Written problem: Would you output the whole listing below, exactly as it reads?

########

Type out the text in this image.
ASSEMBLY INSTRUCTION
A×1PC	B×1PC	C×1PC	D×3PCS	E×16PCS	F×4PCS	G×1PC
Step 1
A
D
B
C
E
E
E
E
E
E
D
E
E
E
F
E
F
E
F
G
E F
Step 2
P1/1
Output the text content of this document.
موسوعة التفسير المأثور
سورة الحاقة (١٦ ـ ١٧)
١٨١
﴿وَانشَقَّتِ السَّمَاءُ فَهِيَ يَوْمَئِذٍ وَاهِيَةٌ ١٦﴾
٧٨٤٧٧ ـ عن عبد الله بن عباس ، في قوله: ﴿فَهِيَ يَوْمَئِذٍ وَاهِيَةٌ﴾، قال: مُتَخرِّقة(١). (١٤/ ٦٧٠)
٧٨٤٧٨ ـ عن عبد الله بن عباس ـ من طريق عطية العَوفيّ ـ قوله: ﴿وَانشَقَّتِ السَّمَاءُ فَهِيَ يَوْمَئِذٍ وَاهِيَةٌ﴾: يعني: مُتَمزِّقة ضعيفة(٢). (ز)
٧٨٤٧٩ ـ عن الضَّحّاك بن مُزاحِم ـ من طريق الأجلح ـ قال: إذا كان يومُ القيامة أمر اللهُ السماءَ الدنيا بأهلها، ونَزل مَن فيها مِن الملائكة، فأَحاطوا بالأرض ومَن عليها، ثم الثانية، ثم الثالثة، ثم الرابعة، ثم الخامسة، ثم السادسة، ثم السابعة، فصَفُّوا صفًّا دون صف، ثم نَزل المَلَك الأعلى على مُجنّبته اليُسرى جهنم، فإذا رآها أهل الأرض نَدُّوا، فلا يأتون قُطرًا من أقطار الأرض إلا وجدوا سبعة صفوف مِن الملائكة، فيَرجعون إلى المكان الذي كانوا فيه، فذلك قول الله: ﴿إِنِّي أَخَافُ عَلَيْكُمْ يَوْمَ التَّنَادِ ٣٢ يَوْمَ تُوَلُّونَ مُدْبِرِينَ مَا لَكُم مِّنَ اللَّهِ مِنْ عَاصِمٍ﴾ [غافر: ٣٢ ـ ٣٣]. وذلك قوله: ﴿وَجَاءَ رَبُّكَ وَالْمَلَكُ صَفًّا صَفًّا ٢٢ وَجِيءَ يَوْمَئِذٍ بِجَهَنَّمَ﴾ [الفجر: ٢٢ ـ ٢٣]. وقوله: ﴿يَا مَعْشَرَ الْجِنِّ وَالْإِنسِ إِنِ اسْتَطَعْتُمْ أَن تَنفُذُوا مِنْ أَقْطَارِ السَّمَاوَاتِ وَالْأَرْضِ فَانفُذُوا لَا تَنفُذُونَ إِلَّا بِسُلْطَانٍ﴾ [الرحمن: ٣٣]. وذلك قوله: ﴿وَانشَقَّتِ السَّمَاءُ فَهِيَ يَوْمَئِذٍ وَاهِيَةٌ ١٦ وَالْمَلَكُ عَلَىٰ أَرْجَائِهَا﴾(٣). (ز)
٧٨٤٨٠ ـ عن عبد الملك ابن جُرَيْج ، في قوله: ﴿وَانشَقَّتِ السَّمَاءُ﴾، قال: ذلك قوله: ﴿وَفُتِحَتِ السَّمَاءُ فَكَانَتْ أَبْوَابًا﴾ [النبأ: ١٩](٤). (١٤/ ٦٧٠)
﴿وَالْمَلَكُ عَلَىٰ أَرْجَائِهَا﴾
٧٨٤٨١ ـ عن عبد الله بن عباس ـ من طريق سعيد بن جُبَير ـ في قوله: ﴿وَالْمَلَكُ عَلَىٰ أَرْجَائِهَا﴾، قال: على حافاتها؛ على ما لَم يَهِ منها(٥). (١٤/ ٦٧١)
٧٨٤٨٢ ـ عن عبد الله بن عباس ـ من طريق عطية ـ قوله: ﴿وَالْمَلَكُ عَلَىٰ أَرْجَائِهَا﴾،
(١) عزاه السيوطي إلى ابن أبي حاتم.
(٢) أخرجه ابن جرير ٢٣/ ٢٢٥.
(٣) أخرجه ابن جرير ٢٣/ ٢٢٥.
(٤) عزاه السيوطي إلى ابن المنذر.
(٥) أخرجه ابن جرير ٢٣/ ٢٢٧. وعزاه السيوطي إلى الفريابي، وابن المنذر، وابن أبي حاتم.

########

Exercise output:
Type out the text in this image.
ASSEMBLY INSTRUCTION
A×1PC	B×1PC	C×1PC	D×3PCS	E×16PCS	F×4PCS	G×1PC
Step 1
A
D
B
C
E
E
E
E
E
E
D
E
E
E
F
E
F
E
F
G
E F
Step 2
P1/1
Output the text content of this document.
موسوعة التفسير المأثور
سورة الحاقة (١٦ ـ ١٧)
١٨١
﴿وَانشَقَّتِ السَّمَاءُ فَهِيَ يَوْمَئِذٍ وَاهِيَةٌ ١٦﴾
٧٨٤٧٧ ـ عن عبد الله بن عباس ، في قوله: ﴿فَهِيَ يَوْمَئِذٍ وَاهِيَةٌ﴾، قال: مُتَخرِّقة(١). (١٤/ ٦٧٠)
٧٨٤٧٨ ـ عن عبد الله بن عباس ـ من طريق عطية العَوفيّ ـ قوله: ﴿وَانشَقَّتِ السَّمَاءُ فَهِيَ يَوْمَئِذٍ وَاهِيَةٌ﴾: يعني: مُتَمزِّقة ضعيفة(٢). (ز)
٧٨٤٧٩ ـ عن الضَّحّاك بن مُزاحِم ـ من طريق الأجلح ـ قال: إذا كان يومُ القيامة أمر اللهُ السماءَ الدنيا بأهلها، ونَزل مَن فيها مِن الملائكة، فأَحاطوا بالأرض ومَن عليها، ثم الثانية، ثم الثالثة، ثم الرابعة، ثم الخامسة، ثم السادسة، ثم السابعة، فصَفُّوا صفًّا دون صف، ثم نَزل المَلَك الأعلى على مُجنّبته اليُسرى جهنم، فإذا رآها أهل الأرض نَدُّوا، فلا يأتون قُطرًا من أقطار الأرض إلا وجدوا سبعة صفوف مِن الملائكة، فيَرجعون إلى المكان الذي كانوا فيه، فذلك قول الله: ﴿إِنِّي أَخَافُ عَلَيْكُمْ يَوْمَ التَّنَادِ ٣٢ يَوْمَ تُوَلُّونَ مُدْبِرِينَ مَا لَكُم مِّنَ اللَّهِ مِنْ عَاصِمٍ﴾ [غافر: ٣٢ ـ ٣٣]. وذلك قوله: ﴿وَجَاءَ رَبُّكَ وَالْمَلَكُ صَفًّا صَفًّا ٢٢ وَجِيءَ يَوْمَئِذٍ بِجَهَنَّمَ﴾ [الفجر: ٢٢ ـ ٢٣]. وقوله: ﴿يَا مَعْشَرَ الْجِنِّ وَالْإِنسِ إِنِ اسْتَطَعْتُمْ أَن تَنفُذُوا مِنْ أَقْطَارِ السَّمَاوَاتِ وَالْأَرْضِ فَانفُذُوا لَا تَنفُذُونَ إِلَّا بِسُلْطَانٍ﴾ [الرحمن: ٣٣]. وذلك قوله: ﴿وَانشَقَّتِ السَّمَاءُ فَهِيَ يَوْمَئِذٍ وَاهِيَةٌ ١٦ وَالْمَلَكُ عَلَىٰ أَرْجَائِهَا﴾(٣). (ز)
٧٨٤٨٠ ـ عن عبد الملك ابن جُرَيْج ، في قوله: ﴿وَانشَقَّتِ السَّمَاءُ﴾، قال: ذلك قوله: ﴿وَفُتِحَتِ السَّمَاءُ فَكَانَتْ أَبْوَابًا﴾ [النبأ: ١٩](٤). (١٤/ ٦٧٠)
﴿وَالْمَلَكُ عَلَىٰ أَرْجَائِهَا﴾
٧٨٤٨١ ـ عن عبد الله بن عباس ـ من طريق سعيد بن جُبَير ـ في قوله: ﴿وَالْمَلَكُ عَلَىٰ أَرْجَائِهَا﴾، قال: على حافاتها؛ على ما لَم يَهِ منها(٥). (١٤/ ٦٧١)
٧٨٤٨٢ ـ عن عبد الله بن عباس ـ من طريق عطية ـ قوله: ﴿وَالْمَلَكُ عَلَىٰ أَرْجَائِهَا﴾،
(١) عزاه السيوطي إلى ابن أبي حاتم.
(٢) أخرجه ابن جرير ٢٣/ ٢٢٥.
(٣) أخرجه ابن جرير ٢٣/ ٢٢٥.
(٤) عزاه السيوطي إلى ابن المنذر.
(٥) أخرجه ابن جرير ٢٣/ ٢٢٧. وعزاه السيوطي إلى الفريابي، وابن المنذر، وابن أبي حاتم.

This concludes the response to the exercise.